▸ Written request:
Word for word, copy all the data and drop the pictures.

▸ Materials provided:
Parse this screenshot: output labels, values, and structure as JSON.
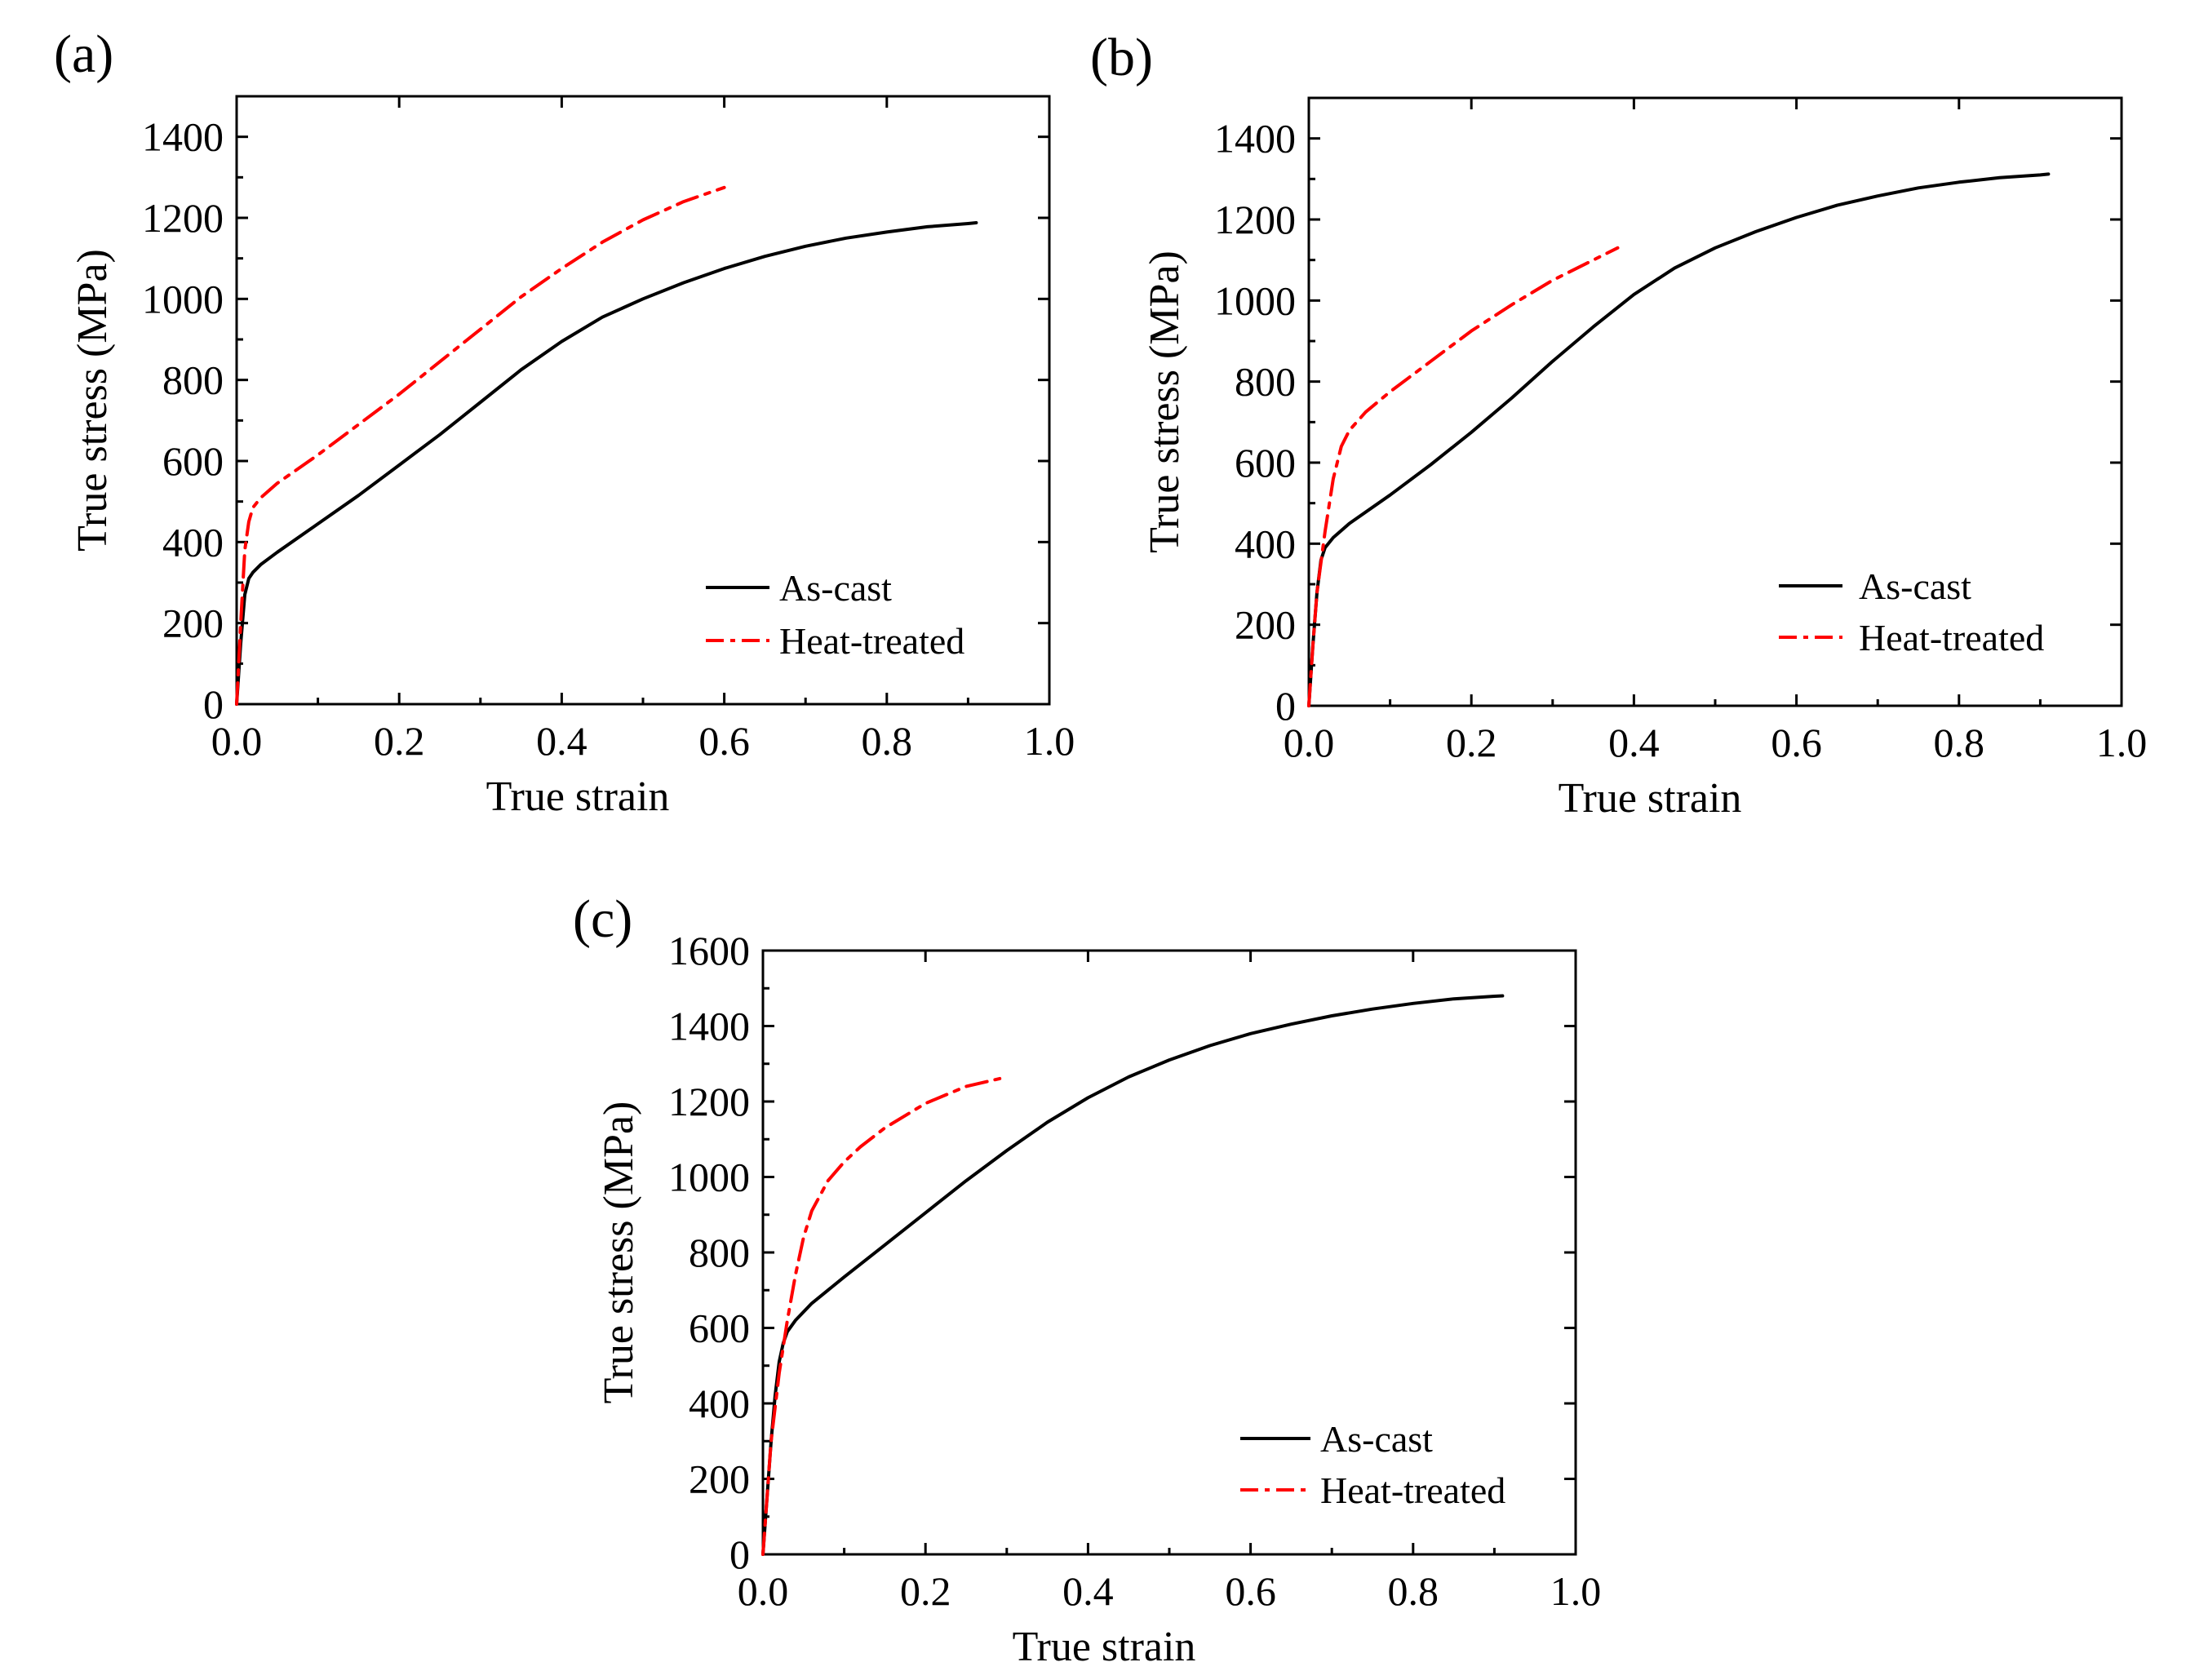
{
  "figure": {
    "description": "True stress vs true strain curves, three panels",
    "colors": {
      "as_cast": "#000000",
      "heat_treated": "#ff0000",
      "axis": "#000000"
    }
  },
  "chart_data": [
    {
      "panel": "(a)",
      "type": "line",
      "xlabel": "True strain",
      "ylabel": "True stress (MPa)",
      "xlim": [
        0.0,
        1.0
      ],
      "ylim": [
        0,
        1500
      ],
      "xticks": [
        0.0,
        0.2,
        0.4,
        0.6,
        0.8,
        1.0
      ],
      "xtick_labels": [
        "0.0",
        "0.2",
        "0.4",
        "0.6",
        "0.8",
        "1.0"
      ],
      "yticks": [
        0,
        200,
        400,
        600,
        800,
        1000,
        1200,
        1400
      ],
      "ytick_labels": [
        "0",
        "200",
        "400",
        "600",
        "800",
        "1000",
        "1200",
        "1400"
      ],
      "legend_position": "bottom-right",
      "series": [
        {
          "name": "As-cast",
          "style": "solid",
          "color": "#000000",
          "x": [
            0.0,
            0.005,
            0.01,
            0.015,
            0.02,
            0.03,
            0.05,
            0.1,
            0.15,
            0.2,
            0.25,
            0.3,
            0.35,
            0.4,
            0.45,
            0.5,
            0.55,
            0.6,
            0.65,
            0.7,
            0.75,
            0.8,
            0.85,
            0.9,
            0.91
          ],
          "y": [
            0,
            150,
            270,
            310,
            325,
            345,
            375,
            445,
            515,
            590,
            665,
            745,
            825,
            895,
            955,
            1000,
            1040,
            1075,
            1105,
            1130,
            1150,
            1165,
            1178,
            1186,
            1188
          ]
        },
        {
          "name": "Heat-treated",
          "style": "dashdot",
          "color": "#ff0000",
          "x": [
            0.0,
            0.005,
            0.01,
            0.015,
            0.02,
            0.03,
            0.05,
            0.1,
            0.15,
            0.2,
            0.25,
            0.3,
            0.35,
            0.4,
            0.45,
            0.5,
            0.55,
            0.6
          ],
          "y": [
            0,
            200,
            380,
            450,
            485,
            510,
            545,
            615,
            690,
            765,
            845,
            925,
            1005,
            1075,
            1140,
            1195,
            1240,
            1275
          ]
        }
      ]
    },
    {
      "panel": "(b)",
      "type": "line",
      "xlabel": "True strain",
      "ylabel": "True stress (MPa)",
      "xlim": [
        0.0,
        1.0
      ],
      "ylim": [
        0,
        1500
      ],
      "xticks": [
        0.0,
        0.2,
        0.4,
        0.6,
        0.8,
        1.0
      ],
      "xtick_labels": [
        "0.0",
        "0.2",
        "0.4",
        "0.6",
        "0.8",
        "1.0"
      ],
      "yticks": [
        0,
        200,
        400,
        600,
        800,
        1000,
        1200,
        1400
      ],
      "ytick_labels": [
        "0",
        "200",
        "400",
        "600",
        "800",
        "1000",
        "1200",
        "1400"
      ],
      "legend_position": "bottom-right",
      "series": [
        {
          "name": "As-cast",
          "style": "solid",
          "color": "#000000",
          "x": [
            0.0,
            0.005,
            0.01,
            0.015,
            0.02,
            0.03,
            0.05,
            0.1,
            0.15,
            0.2,
            0.25,
            0.3,
            0.35,
            0.4,
            0.45,
            0.5,
            0.55,
            0.6,
            0.65,
            0.7,
            0.75,
            0.8,
            0.85,
            0.9,
            0.91
          ],
          "y": [
            0,
            150,
            280,
            360,
            390,
            415,
            450,
            520,
            595,
            675,
            760,
            850,
            935,
            1015,
            1080,
            1130,
            1170,
            1205,
            1235,
            1258,
            1278,
            1292,
            1303,
            1310,
            1312
          ]
        },
        {
          "name": "Heat-treated",
          "style": "dashdot",
          "color": "#ff0000",
          "x": [
            0.0,
            0.005,
            0.01,
            0.02,
            0.03,
            0.04,
            0.05,
            0.07,
            0.1,
            0.15,
            0.2,
            0.25,
            0.3,
            0.35,
            0.38
          ],
          "y": [
            0,
            150,
            280,
            430,
            560,
            640,
            680,
            725,
            775,
            850,
            925,
            990,
            1050,
            1100,
            1130
          ]
        }
      ]
    },
    {
      "panel": "(c)",
      "type": "line",
      "xlabel": "True strain",
      "ylabel": "True stress (MPa)",
      "xlim": [
        0.0,
        1.0
      ],
      "ylim": [
        0,
        1600
      ],
      "xticks": [
        0.0,
        0.2,
        0.4,
        0.6,
        0.8,
        1.0
      ],
      "xtick_labels": [
        "0.0",
        "0.2",
        "0.4",
        "0.6",
        "0.8",
        "1.0"
      ],
      "yticks": [
        0,
        200,
        400,
        600,
        800,
        1000,
        1200,
        1400,
        1600
      ],
      "ytick_labels": [
        "0",
        "200",
        "400",
        "600",
        "800",
        "1000",
        "1200",
        "1400",
        "1600"
      ],
      "legend_position": "bottom-right",
      "series": [
        {
          "name": "As-cast",
          "style": "solid",
          "color": "#000000",
          "x": [
            0.0,
            0.005,
            0.01,
            0.015,
            0.02,
            0.025,
            0.03,
            0.04,
            0.06,
            0.1,
            0.15,
            0.2,
            0.25,
            0.3,
            0.35,
            0.4,
            0.45,
            0.5,
            0.55,
            0.6,
            0.65,
            0.7,
            0.75,
            0.8,
            0.85,
            0.9,
            0.91
          ],
          "y": [
            0,
            150,
            300,
            420,
            510,
            560,
            590,
            620,
            665,
            735,
            820,
            905,
            990,
            1070,
            1145,
            1210,
            1265,
            1310,
            1348,
            1380,
            1405,
            1427,
            1445,
            1460,
            1472,
            1479,
            1480
          ]
        },
        {
          "name": "Heat-treated",
          "style": "dashdot",
          "color": "#ff0000",
          "x": [
            0.0,
            0.005,
            0.01,
            0.02,
            0.03,
            0.04,
            0.05,
            0.06,
            0.08,
            0.1,
            0.12,
            0.15,
            0.2,
            0.25,
            0.3
          ],
          "y": [
            0,
            150,
            300,
            480,
            620,
            740,
            840,
            910,
            990,
            1040,
            1080,
            1130,
            1195,
            1240,
            1265
          ]
        }
      ]
    }
  ]
}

▸ Written solution:
Parse this screenshot: output labels, values, and structure as JSON.
{
  "figure": {
    "description": "True stress vs true strain curves, three panels",
    "colors": {
      "as_cast": "#000000",
      "heat_treated": "#ff0000",
      "axis": "#000000"
    }
  },
  "chart_data": [
    {
      "panel": "(a)",
      "type": "line",
      "xlabel": "True strain",
      "ylabel": "True stress (MPa)",
      "xlim": [
        0.0,
        1.0
      ],
      "ylim": [
        0,
        1500
      ],
      "xticks": [
        0.0,
        0.2,
        0.4,
        0.6,
        0.8,
        1.0
      ],
      "xtick_labels": [
        "0.0",
        "0.2",
        "0.4",
        "0.6",
        "0.8",
        "1.0"
      ],
      "yticks": [
        0,
        200,
        400,
        600,
        800,
        1000,
        1200,
        1400
      ],
      "ytick_labels": [
        "0",
        "200",
        "400",
        "600",
        "800",
        "1000",
        "1200",
        "1400"
      ],
      "legend_position": "bottom-right",
      "series": [
        {
          "name": "As-cast",
          "style": "solid",
          "color": "#000000",
          "x": [
            0.0,
            0.005,
            0.01,
            0.015,
            0.02,
            0.03,
            0.05,
            0.1,
            0.15,
            0.2,
            0.25,
            0.3,
            0.35,
            0.4,
            0.45,
            0.5,
            0.55,
            0.6,
            0.65,
            0.7,
            0.75,
            0.8,
            0.85,
            0.9,
            0.91
          ],
          "y": [
            0,
            150,
            270,
            310,
            325,
            345,
            375,
            445,
            515,
            590,
            665,
            745,
            825,
            895,
            955,
            1000,
            1040,
            1075,
            1105,
            1130,
            1150,
            1165,
            1178,
            1186,
            1188
          ]
        },
        {
          "name": "Heat-treated",
          "style": "dashdot",
          "color": "#ff0000",
          "x": [
            0.0,
            0.005,
            0.01,
            0.015,
            0.02,
            0.03,
            0.05,
            0.1,
            0.15,
            0.2,
            0.25,
            0.3,
            0.35,
            0.4,
            0.45,
            0.5,
            0.55,
            0.6
          ],
          "y": [
            0,
            200,
            380,
            450,
            485,
            510,
            545,
            615,
            690,
            765,
            845,
            925,
            1005,
            1075,
            1140,
            1195,
            1240,
            1275
          ]
        }
      ]
    },
    {
      "panel": "(b)",
      "type": "line",
      "xlabel": "True strain",
      "ylabel": "True stress (MPa)",
      "xlim": [
        0.0,
        1.0
      ],
      "ylim": [
        0,
        1500
      ],
      "xticks": [
        0.0,
        0.2,
        0.4,
        0.6,
        0.8,
        1.0
      ],
      "xtick_labels": [
        "0.0",
        "0.2",
        "0.4",
        "0.6",
        "0.8",
        "1.0"
      ],
      "yticks": [
        0,
        200,
        400,
        600,
        800,
        1000,
        1200,
        1400
      ],
      "ytick_labels": [
        "0",
        "200",
        "400",
        "600",
        "800",
        "1000",
        "1200",
        "1400"
      ],
      "legend_position": "bottom-right",
      "series": [
        {
          "name": "As-cast",
          "style": "solid",
          "color": "#000000",
          "x": [
            0.0,
            0.005,
            0.01,
            0.015,
            0.02,
            0.03,
            0.05,
            0.1,
            0.15,
            0.2,
            0.25,
            0.3,
            0.35,
            0.4,
            0.45,
            0.5,
            0.55,
            0.6,
            0.65,
            0.7,
            0.75,
            0.8,
            0.85,
            0.9,
            0.91
          ],
          "y": [
            0,
            150,
            280,
            360,
            390,
            415,
            450,
            520,
            595,
            675,
            760,
            850,
            935,
            1015,
            1080,
            1130,
            1170,
            1205,
            1235,
            1258,
            1278,
            1292,
            1303,
            1310,
            1312
          ]
        },
        {
          "name": "Heat-treated",
          "style": "dashdot",
          "color": "#ff0000",
          "x": [
            0.0,
            0.005,
            0.01,
            0.02,
            0.03,
            0.04,
            0.05,
            0.07,
            0.1,
            0.15,
            0.2,
            0.25,
            0.3,
            0.35,
            0.38
          ],
          "y": [
            0,
            150,
            280,
            430,
            560,
            640,
            680,
            725,
            775,
            850,
            925,
            990,
            1050,
            1100,
            1130
          ]
        }
      ]
    },
    {
      "panel": "(c)",
      "type": "line",
      "xlabel": "True strain",
      "ylabel": "True stress (MPa)",
      "xlim": [
        0.0,
        1.0
      ],
      "ylim": [
        0,
        1600
      ],
      "xticks": [
        0.0,
        0.2,
        0.4,
        0.6,
        0.8,
        1.0
      ],
      "xtick_labels": [
        "0.0",
        "0.2",
        "0.4",
        "0.6",
        "0.8",
        "1.0"
      ],
      "yticks": [
        0,
        200,
        400,
        600,
        800,
        1000,
        1200,
        1400,
        1600
      ],
      "ytick_labels": [
        "0",
        "200",
        "400",
        "600",
        "800",
        "1000",
        "1200",
        "1400",
        "1600"
      ],
      "legend_position": "bottom-right",
      "series": [
        {
          "name": "As-cast",
          "style": "solid",
          "color": "#000000",
          "x": [
            0.0,
            0.005,
            0.01,
            0.015,
            0.02,
            0.025,
            0.03,
            0.04,
            0.06,
            0.1,
            0.15,
            0.2,
            0.25,
            0.3,
            0.35,
            0.4,
            0.45,
            0.5,
            0.55,
            0.6,
            0.65,
            0.7,
            0.75,
            0.8,
            0.85,
            0.9,
            0.91
          ],
          "y": [
            0,
            150,
            300,
            420,
            510,
            560,
            590,
            620,
            665,
            735,
            820,
            905,
            990,
            1070,
            1145,
            1210,
            1265,
            1310,
            1348,
            1380,
            1405,
            1427,
            1445,
            1460,
            1472,
            1479,
            1480
          ]
        },
        {
          "name": "Heat-treated",
          "style": "dashdot",
          "color": "#ff0000",
          "x": [
            0.0,
            0.005,
            0.01,
            0.02,
            0.03,
            0.04,
            0.05,
            0.06,
            0.08,
            0.1,
            0.12,
            0.15,
            0.2,
            0.25,
            0.3
          ],
          "y": [
            0,
            150,
            300,
            480,
            620,
            740,
            840,
            910,
            990,
            1040,
            1080,
            1130,
            1195,
            1240,
            1265
          ]
        }
      ]
    }
  ]
}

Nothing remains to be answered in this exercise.